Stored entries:
--

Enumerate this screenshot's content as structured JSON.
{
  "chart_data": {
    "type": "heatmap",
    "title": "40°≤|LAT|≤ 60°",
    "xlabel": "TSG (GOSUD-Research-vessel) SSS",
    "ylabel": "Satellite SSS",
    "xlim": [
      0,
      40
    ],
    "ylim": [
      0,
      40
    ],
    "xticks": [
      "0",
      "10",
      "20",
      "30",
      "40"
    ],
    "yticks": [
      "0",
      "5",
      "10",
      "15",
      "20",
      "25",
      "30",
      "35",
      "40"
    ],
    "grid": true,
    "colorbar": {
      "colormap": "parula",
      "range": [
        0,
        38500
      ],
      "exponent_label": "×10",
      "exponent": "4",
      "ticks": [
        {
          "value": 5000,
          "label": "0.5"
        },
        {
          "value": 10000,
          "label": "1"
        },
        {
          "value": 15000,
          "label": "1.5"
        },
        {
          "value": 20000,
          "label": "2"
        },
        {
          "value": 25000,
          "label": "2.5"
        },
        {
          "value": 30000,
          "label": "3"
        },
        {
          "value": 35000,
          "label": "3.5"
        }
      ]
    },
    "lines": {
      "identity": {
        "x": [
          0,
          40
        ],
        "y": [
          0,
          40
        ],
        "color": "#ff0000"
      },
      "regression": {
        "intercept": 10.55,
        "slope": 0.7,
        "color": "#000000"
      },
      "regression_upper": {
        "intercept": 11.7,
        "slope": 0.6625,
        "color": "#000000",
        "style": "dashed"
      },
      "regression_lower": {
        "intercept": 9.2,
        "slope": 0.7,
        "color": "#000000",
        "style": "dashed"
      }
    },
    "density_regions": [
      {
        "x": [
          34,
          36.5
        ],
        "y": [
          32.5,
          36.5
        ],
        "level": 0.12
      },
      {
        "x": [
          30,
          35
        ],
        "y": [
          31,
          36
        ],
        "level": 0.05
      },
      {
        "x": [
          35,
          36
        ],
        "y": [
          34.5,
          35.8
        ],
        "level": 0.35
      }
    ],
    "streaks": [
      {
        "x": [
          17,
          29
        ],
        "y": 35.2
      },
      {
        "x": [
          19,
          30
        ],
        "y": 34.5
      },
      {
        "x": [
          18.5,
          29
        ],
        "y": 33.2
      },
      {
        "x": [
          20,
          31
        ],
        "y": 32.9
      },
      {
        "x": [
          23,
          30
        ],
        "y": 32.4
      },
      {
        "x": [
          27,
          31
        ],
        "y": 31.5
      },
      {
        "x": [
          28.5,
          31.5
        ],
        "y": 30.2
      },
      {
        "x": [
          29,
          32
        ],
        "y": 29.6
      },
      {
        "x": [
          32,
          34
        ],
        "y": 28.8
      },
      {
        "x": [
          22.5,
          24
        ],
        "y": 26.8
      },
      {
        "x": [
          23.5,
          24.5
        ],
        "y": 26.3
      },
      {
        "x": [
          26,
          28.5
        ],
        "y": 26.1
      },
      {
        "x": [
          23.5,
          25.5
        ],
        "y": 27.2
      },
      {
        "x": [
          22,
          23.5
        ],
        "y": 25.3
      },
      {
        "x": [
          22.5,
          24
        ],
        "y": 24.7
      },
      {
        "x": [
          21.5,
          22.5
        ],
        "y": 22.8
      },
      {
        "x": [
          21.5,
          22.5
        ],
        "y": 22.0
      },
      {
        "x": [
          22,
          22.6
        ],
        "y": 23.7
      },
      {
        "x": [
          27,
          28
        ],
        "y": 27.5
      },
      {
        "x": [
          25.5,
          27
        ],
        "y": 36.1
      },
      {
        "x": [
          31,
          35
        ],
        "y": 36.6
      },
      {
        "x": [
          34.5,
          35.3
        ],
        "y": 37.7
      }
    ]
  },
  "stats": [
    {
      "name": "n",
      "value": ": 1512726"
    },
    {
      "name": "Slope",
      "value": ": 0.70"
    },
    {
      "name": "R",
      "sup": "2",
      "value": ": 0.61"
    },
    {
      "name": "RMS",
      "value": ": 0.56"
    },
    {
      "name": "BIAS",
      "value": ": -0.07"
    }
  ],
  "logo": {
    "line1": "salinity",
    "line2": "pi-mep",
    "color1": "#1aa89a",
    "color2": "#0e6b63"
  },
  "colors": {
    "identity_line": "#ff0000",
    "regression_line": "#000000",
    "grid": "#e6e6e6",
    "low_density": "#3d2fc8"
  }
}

--

• _REQUIREMENTS_
Write each line above out exactly.

• _FULL ANSWER_
Enumerate this screenshot's content as structured JSON.
{
  "chart_data": {
    "type": "heatmap",
    "title": "40°≤|LAT|≤ 60°",
    "xlabel": "TSG (GOSUD-Research-vessel) SSS",
    "ylabel": "Satellite SSS",
    "xlim": [
      0,
      40
    ],
    "ylim": [
      0,
      40
    ],
    "xticks": [
      "0",
      "10",
      "20",
      "30",
      "40"
    ],
    "yticks": [
      "0",
      "5",
      "10",
      "15",
      "20",
      "25",
      "30",
      "35",
      "40"
    ],
    "grid": true,
    "colorbar": {
      "colormap": "parula",
      "range": [
        0,
        38500
      ],
      "exponent_label": "×10",
      "exponent": "4",
      "ticks": [
        {
          "value": 5000,
          "label": "0.5"
        },
        {
          "value": 10000,
          "label": "1"
        },
        {
          "value": 15000,
          "label": "1.5"
        },
        {
          "value": 20000,
          "label": "2"
        },
        {
          "value": 25000,
          "label": "2.5"
        },
        {
          "value": 30000,
          "label": "3"
        },
        {
          "value": 35000,
          "label": "3.5"
        }
      ]
    },
    "lines": {
      "identity": {
        "x": [
          0,
          40
        ],
        "y": [
          0,
          40
        ],
        "color": "#ff0000"
      },
      "regression": {
        "intercept": 10.55,
        "slope": 0.7,
        "color": "#000000"
      },
      "regression_upper": {
        "intercept": 11.7,
        "slope": 0.6625,
        "color": "#000000",
        "style": "dashed"
      },
      "regression_lower": {
        "intercept": 9.2,
        "slope": 0.7,
        "color": "#000000",
        "style": "dashed"
      }
    },
    "density_regions": [
      {
        "x": [
          34,
          36.5
        ],
        "y": [
          32.5,
          36.5
        ],
        "level": 0.12
      },
      {
        "x": [
          30,
          35
        ],
        "y": [
          31,
          36
        ],
        "level": 0.05
      },
      {
        "x": [
          35,
          36
        ],
        "y": [
          34.5,
          35.8
        ],
        "level": 0.35
      }
    ],
    "streaks": [
      {
        "x": [
          17,
          29
        ],
        "y": 35.2
      },
      {
        "x": [
          19,
          30
        ],
        "y": 34.5
      },
      {
        "x": [
          18.5,
          29
        ],
        "y": 33.2
      },
      {
        "x": [
          20,
          31
        ],
        "y": 32.9
      },
      {
        "x": [
          23,
          30
        ],
        "y": 32.4
      },
      {
        "x": [
          27,
          31
        ],
        "y": 31.5
      },
      {
        "x": [
          28.5,
          31.5
        ],
        "y": 30.2
      },
      {
        "x": [
          29,
          32
        ],
        "y": 29.6
      },
      {
        "x": [
          32,
          34
        ],
        "y": 28.8
      },
      {
        "x": [
          22.5,
          24
        ],
        "y": 26.8
      },
      {
        "x": [
          23.5,
          24.5
        ],
        "y": 26.3
      },
      {
        "x": [
          26,
          28.5
        ],
        "y": 26.1
      },
      {
        "x": [
          23.5,
          25.5
        ],
        "y": 27.2
      },
      {
        "x": [
          22,
          23.5
        ],
        "y": 25.3
      },
      {
        "x": [
          22.5,
          24
        ],
        "y": 24.7
      },
      {
        "x": [
          21.5,
          22.5
        ],
        "y": 22.8
      },
      {
        "x": [
          21.5,
          22.5
        ],
        "y": 22.0
      },
      {
        "x": [
          22,
          22.6
        ],
        "y": 23.7
      },
      {
        "x": [
          27,
          28
        ],
        "y": 27.5
      },
      {
        "x": [
          25.5,
          27
        ],
        "y": 36.1
      },
      {
        "x": [
          31,
          35
        ],
        "y": 36.6
      },
      {
        "x": [
          34.5,
          35.3
        ],
        "y": 37.7
      }
    ]
  },
  "stats": [
    {
      "name": "n",
      "value": ": 1512726"
    },
    {
      "name": "Slope",
      "value": ": 0.70"
    },
    {
      "name": "R",
      "sup": "2",
      "value": ": 0.61"
    },
    {
      "name": "RMS",
      "value": ": 0.56"
    },
    {
      "name": "BIAS",
      "value": ": -0.07"
    }
  ],
  "logo": {
    "line1": "salinity",
    "line2": "pi-mep",
    "color1": "#1aa89a",
    "color2": "#0e6b63"
  },
  "colors": {
    "identity_line": "#ff0000",
    "regression_line": "#000000",
    "grid": "#e6e6e6",
    "low_density": "#3d2fc8"
  }
}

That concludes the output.